[Recorded information start]

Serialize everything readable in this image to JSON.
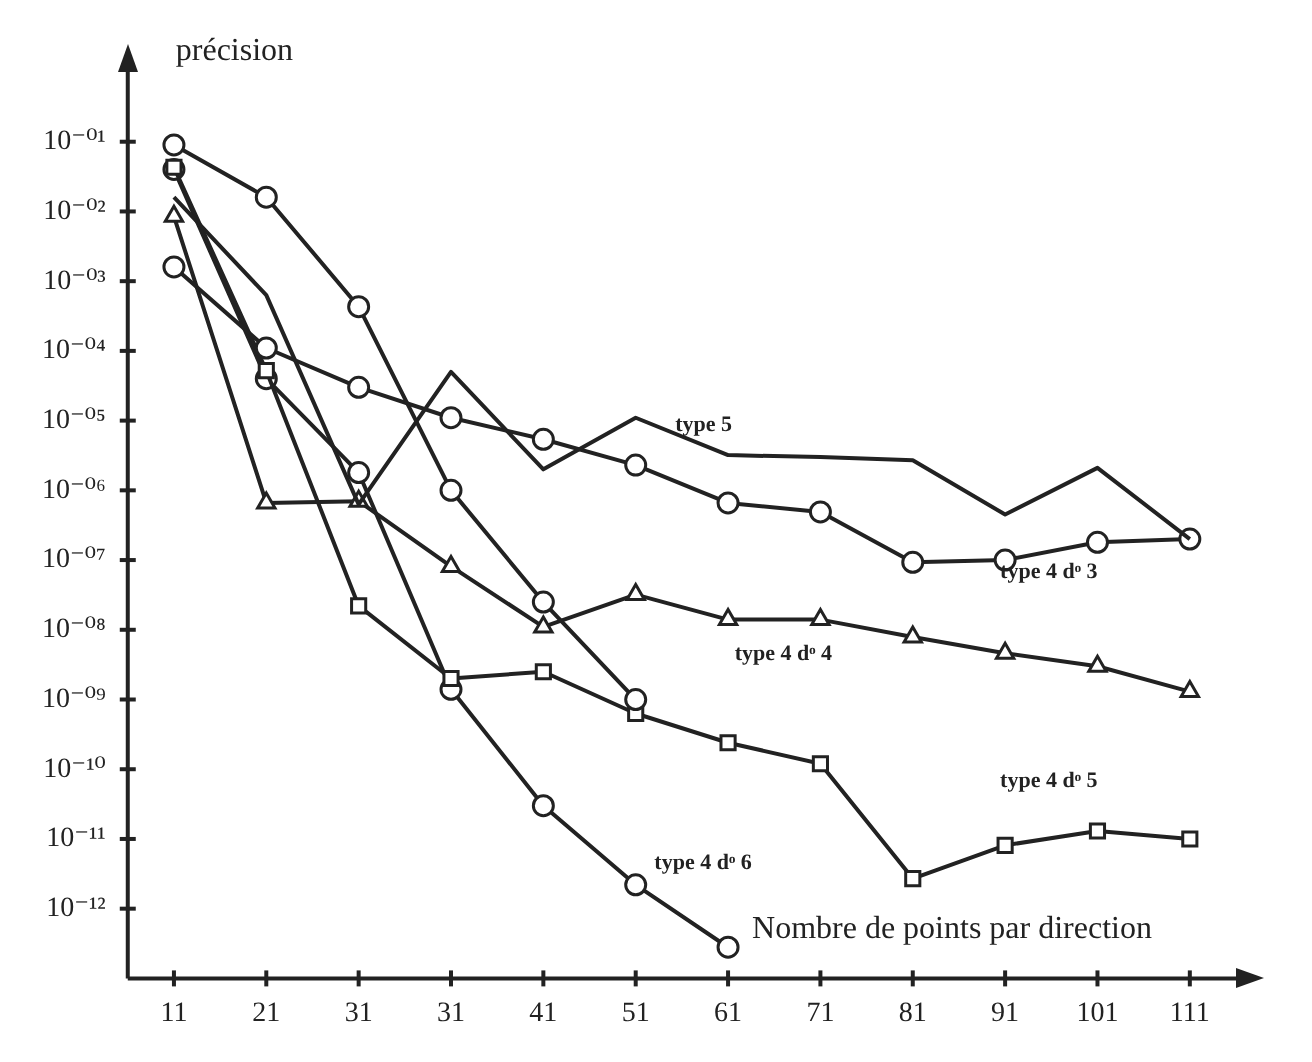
{
  "chart_data": {
    "type": "line",
    "ylabel": "précision",
    "xlabel": "Nombre de points par direction",
    "categories": [
      "11",
      "21",
      "31",
      "31",
      "41",
      "51",
      "61",
      "71",
      "81",
      "91",
      "101",
      "111"
    ],
    "log": "y",
    "ylim": [
      1e-13,
      1
    ],
    "yticks": [
      {
        "value": 0.1,
        "label": "10⁻⁰¹"
      },
      {
        "value": 0.01,
        "label": "10⁻⁰²"
      },
      {
        "value": 0.001,
        "label": "10⁻⁰³"
      },
      {
        "value": 0.0001,
        "label": "10⁻⁰⁴"
      },
      {
        "value": 1e-05,
        "label": "10⁻⁰⁵"
      },
      {
        "value": 1e-06,
        "label": "10⁻⁰⁶"
      },
      {
        "value": 1e-07,
        "label": "10⁻⁰⁷"
      },
      {
        "value": 1e-08,
        "label": "10⁻⁰⁸"
      },
      {
        "value": 1e-09,
        "label": "10⁻⁰⁹"
      },
      {
        "value": 1e-10,
        "label": "10⁻¹⁰"
      },
      {
        "value": 1e-11,
        "label": "10⁻¹¹"
      },
      {
        "value": 1e-12,
        "label": "10⁻¹²"
      }
    ],
    "grid": false,
    "legend": false,
    "line_style": "solid",
    "series": [
      {
        "color": "#222222",
        "marker": "circle",
        "values": [
          0.09,
          0.016,
          0.00043,
          1e-06,
          2.5e-08,
          1e-09,
          null,
          null,
          null,
          null,
          null,
          null
        ]
      },
      {
        "name": "type 5",
        "color": "#222222",
        "marker": "none",
        "values": [
          0.016,
          0.00063,
          6.3e-07,
          5e-05,
          2e-06,
          1.1e-05,
          3.2e-06,
          3e-06,
          2.7e-06,
          4.5e-07,
          2.1e-06,
          2e-07
        ]
      },
      {
        "name": "type 4 dᵒ 3",
        "color": "#222222",
        "marker": "circle",
        "values": [
          0.0016,
          0.00011,
          3e-05,
          1.1e-05,
          5.4e-06,
          2.3e-06,
          6.6e-07,
          4.9e-07,
          9.3e-08,
          1e-07,
          1.8e-07,
          2e-07
        ]
      },
      {
        "name": "type 4 dᵒ 4",
        "color": "#222222",
        "marker": "triangle",
        "values": [
          0.0085,
          6.6e-07,
          7e-07,
          8.1e-08,
          1.1e-08,
          3.2e-08,
          1.4e-08,
          1.4e-08,
          7.9e-09,
          4.6e-09,
          3e-09,
          1.3e-09
        ]
      },
      {
        "name": "type 4 dᵒ 5",
        "color": "#222222",
        "marker": "square",
        "values": [
          0.043,
          5.2e-05,
          2.2e-08,
          2e-09,
          2.5e-09,
          6.3e-10,
          2.4e-10,
          1.2e-10,
          2.7e-12,
          8.1e-12,
          1.3e-11,
          1e-11
        ]
      },
      {
        "name": "type 4 dᵒ 6",
        "color": "#222222",
        "marker": "circle",
        "values": [
          0.04,
          4e-05,
          1.8e-06,
          1.4e-09,
          3e-11,
          2.2e-12,
          2.8e-13,
          null,
          null,
          null,
          null,
          null
        ]
      }
    ]
  }
}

[Recorded information end]

■ Written problem
Copy out every line that includes the word "name".

■ Output below
        "name": "type 5",
        "name": "type 4 dᵒ 3",
        "name": "type 4 dᵒ 4",
        "name": "type 4 dᵒ 5",
        "name": "type 4 dᵒ 6",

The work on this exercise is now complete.